British peer and Army officer

Osborne de Vere Beauclerk, 12th Duke of St Albans (16 October 1874 - 2 March 1964) was a British peer and Army officer. He was styled Lord Osborne Beauclerk from 1874 to 1934.

==Early life==
Lord Osborne Beauclerk was the son of William Beauclerk, 10th Duke of St Albans, and, his second wife, Grace Bernal-Osborne of County Tipperary, Ireland, daughter of Ralph Bernal Osborne, descendant of the politician and actor Ralph Bernal. From his father's first marriage, he had an elder half-brother, Charles Beauclerk, 11th Duke of St Albans, who suffered from severe depression all his life.

His father was the only son of William Beauclerk, 9th Duke of St Albans, and Elizabeth Catherine, daughter of Major General Joseph Gubbins.

==Career==
Lord Osborne (known as Obby) was commissioned as a second lieutenant into the 17th Lancers on 7 December 1895 and promoted to lieutenant on 4 July 1896. He served with his regiment in South Africa during the Second Boer War, during which he was promoted to captain on 1 July 1901, and returned to the United Kingdom in December 1901. Following his return, he resigned from the army in September 1902, and was appointed captain of the South Nottinghamshire Hussars, a Yeomanry regiment, on 20 December 1902.

In 1911 and 1913 he set off on a trip to British Columbia, Canada where he was involved in a prospective mining investment at Cassiar, British Columbia; part of his time there was spent camping with partners British travelogue writer Warburton Pike and the American mining engineer Marshall Latham Bond. At the outbreak of World War I, Captain Beauclerk was appointed aide-de-camp to Field Marshal Sir Douglas Haig, serving in France.
+--
(INSTRUCTIONS TO FOLLOW) Continue the biography of the 12th Duke of St Albans, picking up right after its final sentence.

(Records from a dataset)
+--
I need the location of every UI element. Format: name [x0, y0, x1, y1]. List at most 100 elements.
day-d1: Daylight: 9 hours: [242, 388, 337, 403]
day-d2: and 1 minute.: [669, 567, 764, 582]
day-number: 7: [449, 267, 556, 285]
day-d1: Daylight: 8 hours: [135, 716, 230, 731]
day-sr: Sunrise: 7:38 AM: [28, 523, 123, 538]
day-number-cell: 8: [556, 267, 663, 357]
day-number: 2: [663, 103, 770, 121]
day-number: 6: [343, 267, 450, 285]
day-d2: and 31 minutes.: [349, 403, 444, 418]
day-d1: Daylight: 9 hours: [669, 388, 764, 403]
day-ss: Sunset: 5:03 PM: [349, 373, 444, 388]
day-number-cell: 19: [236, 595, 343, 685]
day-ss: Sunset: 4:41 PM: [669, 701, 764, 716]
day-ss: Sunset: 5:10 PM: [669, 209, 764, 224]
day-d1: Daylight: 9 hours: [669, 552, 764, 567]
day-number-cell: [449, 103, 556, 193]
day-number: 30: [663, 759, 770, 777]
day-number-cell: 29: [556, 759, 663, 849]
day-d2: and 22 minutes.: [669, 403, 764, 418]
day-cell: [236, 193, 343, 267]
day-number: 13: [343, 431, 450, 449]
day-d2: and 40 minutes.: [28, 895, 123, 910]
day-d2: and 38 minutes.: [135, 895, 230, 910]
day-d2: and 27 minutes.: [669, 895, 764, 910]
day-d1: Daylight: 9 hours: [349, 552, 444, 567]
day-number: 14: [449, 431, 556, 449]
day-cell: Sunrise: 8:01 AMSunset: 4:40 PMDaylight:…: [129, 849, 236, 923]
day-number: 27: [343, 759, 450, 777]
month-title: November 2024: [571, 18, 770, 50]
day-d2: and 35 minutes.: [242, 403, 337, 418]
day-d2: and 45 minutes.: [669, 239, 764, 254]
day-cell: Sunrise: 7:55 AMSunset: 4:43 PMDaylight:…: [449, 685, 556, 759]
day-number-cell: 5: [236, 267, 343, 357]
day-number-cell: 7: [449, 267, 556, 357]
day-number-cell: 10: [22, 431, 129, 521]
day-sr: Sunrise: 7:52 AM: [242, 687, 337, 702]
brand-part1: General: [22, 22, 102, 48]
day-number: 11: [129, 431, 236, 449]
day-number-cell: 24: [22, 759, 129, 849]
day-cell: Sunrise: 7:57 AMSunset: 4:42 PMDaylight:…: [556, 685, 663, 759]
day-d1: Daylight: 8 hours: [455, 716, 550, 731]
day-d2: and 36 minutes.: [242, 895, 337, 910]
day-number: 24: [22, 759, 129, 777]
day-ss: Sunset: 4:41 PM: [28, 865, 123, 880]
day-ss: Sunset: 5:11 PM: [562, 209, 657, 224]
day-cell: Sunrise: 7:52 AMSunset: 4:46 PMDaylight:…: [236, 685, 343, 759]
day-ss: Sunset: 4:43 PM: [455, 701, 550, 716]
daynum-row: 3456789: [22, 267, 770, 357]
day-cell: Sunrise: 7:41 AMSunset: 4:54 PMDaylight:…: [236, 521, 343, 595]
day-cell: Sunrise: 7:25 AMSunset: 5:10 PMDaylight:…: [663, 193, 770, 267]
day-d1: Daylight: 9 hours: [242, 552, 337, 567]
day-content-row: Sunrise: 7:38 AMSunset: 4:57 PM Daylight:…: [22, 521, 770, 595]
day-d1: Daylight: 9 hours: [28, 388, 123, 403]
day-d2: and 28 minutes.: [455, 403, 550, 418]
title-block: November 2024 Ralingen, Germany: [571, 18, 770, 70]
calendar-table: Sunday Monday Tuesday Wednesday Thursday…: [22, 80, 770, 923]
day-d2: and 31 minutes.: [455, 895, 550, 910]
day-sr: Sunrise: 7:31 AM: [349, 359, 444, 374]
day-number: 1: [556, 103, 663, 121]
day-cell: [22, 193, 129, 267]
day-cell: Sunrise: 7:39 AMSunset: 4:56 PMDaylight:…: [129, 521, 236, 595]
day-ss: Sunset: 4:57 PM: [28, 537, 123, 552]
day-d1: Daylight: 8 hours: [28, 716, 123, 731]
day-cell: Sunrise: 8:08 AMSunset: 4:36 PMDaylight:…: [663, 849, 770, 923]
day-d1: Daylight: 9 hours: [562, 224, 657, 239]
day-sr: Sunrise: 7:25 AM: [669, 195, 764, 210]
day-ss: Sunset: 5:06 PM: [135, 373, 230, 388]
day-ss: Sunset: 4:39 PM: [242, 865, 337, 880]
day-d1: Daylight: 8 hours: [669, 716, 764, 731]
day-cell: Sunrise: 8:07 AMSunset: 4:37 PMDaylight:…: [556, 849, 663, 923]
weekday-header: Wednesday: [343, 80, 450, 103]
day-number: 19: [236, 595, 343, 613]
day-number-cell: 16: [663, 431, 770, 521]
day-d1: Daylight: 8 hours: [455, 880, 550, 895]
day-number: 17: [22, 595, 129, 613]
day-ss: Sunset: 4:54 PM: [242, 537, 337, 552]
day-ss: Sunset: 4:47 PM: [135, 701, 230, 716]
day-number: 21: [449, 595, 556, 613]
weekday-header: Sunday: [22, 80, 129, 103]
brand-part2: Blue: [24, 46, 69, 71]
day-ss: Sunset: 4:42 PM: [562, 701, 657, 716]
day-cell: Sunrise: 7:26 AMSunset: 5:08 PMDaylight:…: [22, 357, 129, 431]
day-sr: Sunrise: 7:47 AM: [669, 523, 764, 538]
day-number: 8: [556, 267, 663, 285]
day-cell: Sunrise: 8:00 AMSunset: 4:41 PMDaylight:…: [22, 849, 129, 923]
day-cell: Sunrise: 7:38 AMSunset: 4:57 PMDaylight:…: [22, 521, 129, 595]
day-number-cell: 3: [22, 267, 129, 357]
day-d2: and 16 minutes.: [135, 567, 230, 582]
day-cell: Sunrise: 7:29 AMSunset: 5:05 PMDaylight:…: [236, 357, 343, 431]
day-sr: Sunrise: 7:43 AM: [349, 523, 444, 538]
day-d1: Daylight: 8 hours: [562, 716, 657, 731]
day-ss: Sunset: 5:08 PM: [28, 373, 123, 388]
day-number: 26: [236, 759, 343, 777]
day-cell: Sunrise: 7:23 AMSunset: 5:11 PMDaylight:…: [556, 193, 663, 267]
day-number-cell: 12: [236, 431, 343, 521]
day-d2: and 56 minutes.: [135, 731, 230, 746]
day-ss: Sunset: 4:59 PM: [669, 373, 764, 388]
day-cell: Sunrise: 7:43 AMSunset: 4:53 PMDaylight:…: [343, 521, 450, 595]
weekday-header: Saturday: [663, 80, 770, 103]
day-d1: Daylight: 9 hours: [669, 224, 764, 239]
+--
(EXERCISE OUTPUT)
Upon the death of his elder half-brother on 19 September 1934, he succeeded to the family titles and estates.

==Personal life==
On 19 August 1918, he married Beatrix Beresford, Dowager Marchioness of Waterford, GBE, DStJ (25 March 1877 – 5 August 1953) daughter of Henry Petty-FitzMaurice, 5th Marquess of Lansdowne and widow of Henry Beresford, 6th Marquess of Waterford.

He succeeded his half-brother in the family titles in 1934.

In his late eighties, St Albans spent a month travelling throughout America on a Greyhound unlimited travel pass.

He died in 1964, aged 89 without children, when the titles devolved upon his second cousin, Charles St Albans who succeeded as the 13th Duke.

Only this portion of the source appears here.